Set exercise:
Skip the pictures. Copy all the rest of the records down exactly.

Excerpted data:

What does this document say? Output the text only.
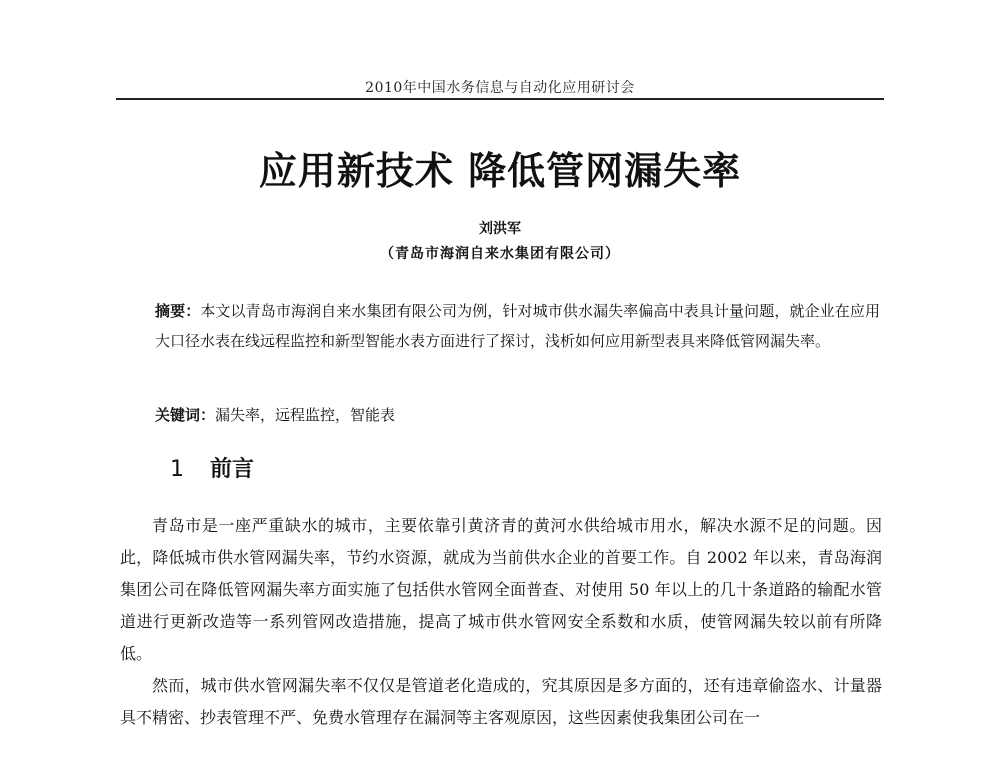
2010年中国水务信息与自动化应用研讨会
应用新技术 降低管网漏失率
刘洪军
（青岛市海润自来水集团有限公司）
摘要：本文以青岛市海润自来水集团有限公司为例，针对城市供水漏失率偏高中表具计量问题，就企业在应用大口径水表在线远程监控和新型智能水表方面进行了探讨，浅析如何应用新型表具来降低管网漏失率。
关键词：漏失率，远程监控，智能表
1 前言

青岛市是一座严重缺水的城市，主要依靠引黄济青的黄河水供给城市用水，解决水源不足的问题。因此，降低城市供水管网漏失率，节约水资源，就成为当前供水企业的首要工作。自 2002 年以来，青岛海润集团公司在降低管网漏失率方面实施了包括供水管网全面普查、对使用 50 年以上的几十条道路的输配水管道进行更新改造等一系列管网改造措施，提高了城市供水管网安全系数和水质，使管网漏失较以前有所降低。

然而，城市供水管网漏失率不仅仅是管道老化造成的，究其原因是多方面的，还有违章偷盗水、计量器具不精密、抄表管理不严、免费水管理存在漏洞等主客观原因，这些因素使我集团公司在一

Correct answer:
What does this document say? Output the text only.
2010年中国水务信息与自动化应用研讨会
应用新技术 降低管网漏失率
刘洪军
（青岛市海润自来水集团有限公司）
摘要：本文以青岛市海润自来水集团有限公司为例，针对城市供水漏失率偏高中表具计量问题，就企业在应用大口径水表在线远程监控和新型智能水表方面进行了探讨，浅析如何应用新型表具来降低管网漏失率。
关键词：漏失率，远程监控，智能表
1 前言

青岛市是一座严重缺水的城市，主要依靠引黄济青的黄河水供给城市用水，解决水源不足的问题。因此，降低城市供水管网漏失率，节约水资源，就成为当前供水企业的首要工作。自 2002 年以来，青岛海润集团公司在降低管网漏失率方面实施了包括供水管网全面普查、对使用 50 年以上的几十条道路的输配水管道进行更新改造等一系列管网改造措施，提高了城市供水管网安全系数和水质，使管网漏失较以前有所降低。

然而，城市供水管网漏失率不仅仅是管道老化造成的，究其原因是多方面的，还有违章偷盗水、计量器具不精密、抄表管理不严、免费水管理存在漏洞等主客观原因，这些因素使我集团公司在一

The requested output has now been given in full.